[TASK DIRECTIONS] Without the pictures, reproduce the records that follow exactly.

[DATA PROVIDED]

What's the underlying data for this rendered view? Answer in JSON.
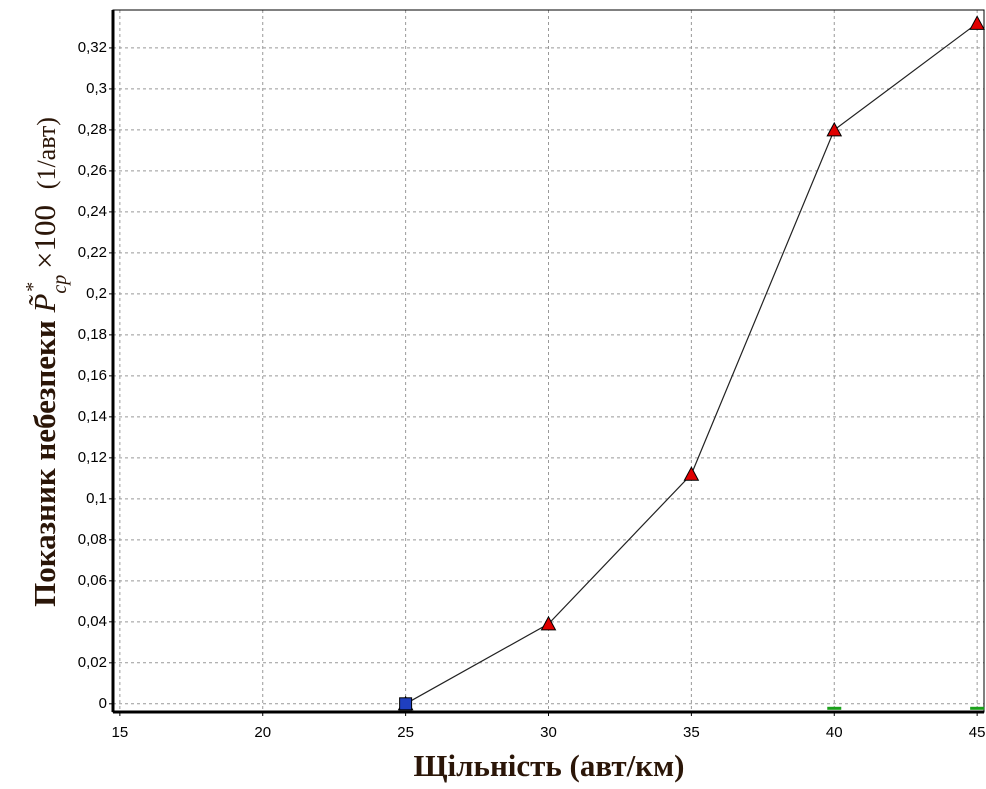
{
  "chart_data": {
    "type": "line",
    "xlabel": "Щільність  (авт/км)",
    "ylabel": {
      "text": "Показник небезпеки",
      "symbol": "P̃",
      "sub": "ср",
      "sup": "*",
      "factor": "×100",
      "unit": "(1/авт)"
    },
    "series": [
      {
        "x": [
          25,
          30,
          35,
          40,
          45
        ],
        "values": [
          0,
          0.039,
          0.112,
          0.28,
          0.332
        ],
        "color": "#e00000",
        "marker": "triangle",
        "line": true
      },
      {
        "x": [
          25
        ],
        "values": [
          0
        ],
        "color": "#1f3fbf",
        "marker": "square",
        "line": false
      },
      {
        "x": [
          40,
          45
        ],
        "values": [
          0,
          0
        ],
        "color": "#1aa01a",
        "marker": "dash",
        "line": false
      }
    ],
    "xlim": [
      14.76,
      45.24
    ],
    "ylim": [
      -0.004,
      0.3385
    ],
    "xticks": [
      15,
      20,
      25,
      30,
      35,
      40,
      45
    ],
    "yticks": [
      0,
      {
        "value": 0.02,
        "label": "0,02"
      },
      {
        "value": 0.04,
        "label": "0,04"
      },
      {
        "value": 0.06,
        "label": "0,06"
      },
      {
        "value": 0.08,
        "label": "0,08"
      },
      {
        "value": 0.1,
        "label": "0,1"
      },
      {
        "value": 0.12,
        "label": "0,12"
      },
      {
        "value": 0.14,
        "label": "0,14"
      },
      {
        "value": 0.16,
        "label": "0,16"
      },
      {
        "value": 0.18,
        "label": "0,18"
      },
      {
        "value": 0.2,
        "label": "0,2"
      },
      {
        "value": 0.22,
        "label": "0,22"
      },
      {
        "value": 0.24,
        "label": "0,24"
      },
      {
        "value": 0.26,
        "label": "0,26"
      },
      {
        "value": 0.28,
        "label": "0,28"
      },
      {
        "value": 0.3,
        "label": "0,3"
      },
      {
        "value": 0.32,
        "label": "0,32"
      }
    ],
    "grid": true
  }
}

[EXERCISE SOLUTION]
What's the underlying data for this rendered view? Answer in JSON.
{
  "chart_data": {
    "type": "line",
    "xlabel": "Щільність  (авт/км)",
    "ylabel": {
      "text": "Показник небезпеки",
      "symbol": "P̃",
      "sub": "ср",
      "sup": "*",
      "factor": "×100",
      "unit": "(1/авт)"
    },
    "series": [
      {
        "x": [
          25,
          30,
          35,
          40,
          45
        ],
        "values": [
          0,
          0.039,
          0.112,
          0.28,
          0.332
        ],
        "color": "#e00000",
        "marker": "triangle",
        "line": true
      },
      {
        "x": [
          25
        ],
        "values": [
          0
        ],
        "color": "#1f3fbf",
        "marker": "square",
        "line": false
      },
      {
        "x": [
          40,
          45
        ],
        "values": [
          0,
          0
        ],
        "color": "#1aa01a",
        "marker": "dash",
        "line": false
      }
    ],
    "xlim": [
      14.76,
      45.24
    ],
    "ylim": [
      -0.004,
      0.3385
    ],
    "xticks": [
      15,
      20,
      25,
      30,
      35,
      40,
      45
    ],
    "yticks": [
      0,
      {
        "value": 0.02,
        "label": "0,02"
      },
      {
        "value": 0.04,
        "label": "0,04"
      },
      {
        "value": 0.06,
        "label": "0,06"
      },
      {
        "value": 0.08,
        "label": "0,08"
      },
      {
        "value": 0.1,
        "label": "0,1"
      },
      {
        "value": 0.12,
        "label": "0,12"
      },
      {
        "value": 0.14,
        "label": "0,14"
      },
      {
        "value": 0.16,
        "label": "0,16"
      },
      {
        "value": 0.18,
        "label": "0,18"
      },
      {
        "value": 0.2,
        "label": "0,2"
      },
      {
        "value": 0.22,
        "label": "0,22"
      },
      {
        "value": 0.24,
        "label": "0,24"
      },
      {
        "value": 0.26,
        "label": "0,26"
      },
      {
        "value": 0.28,
        "label": "0,28"
      },
      {
        "value": 0.3,
        "label": "0,3"
      },
      {
        "value": 0.32,
        "label": "0,32"
      }
    ],
    "grid": true
  }
}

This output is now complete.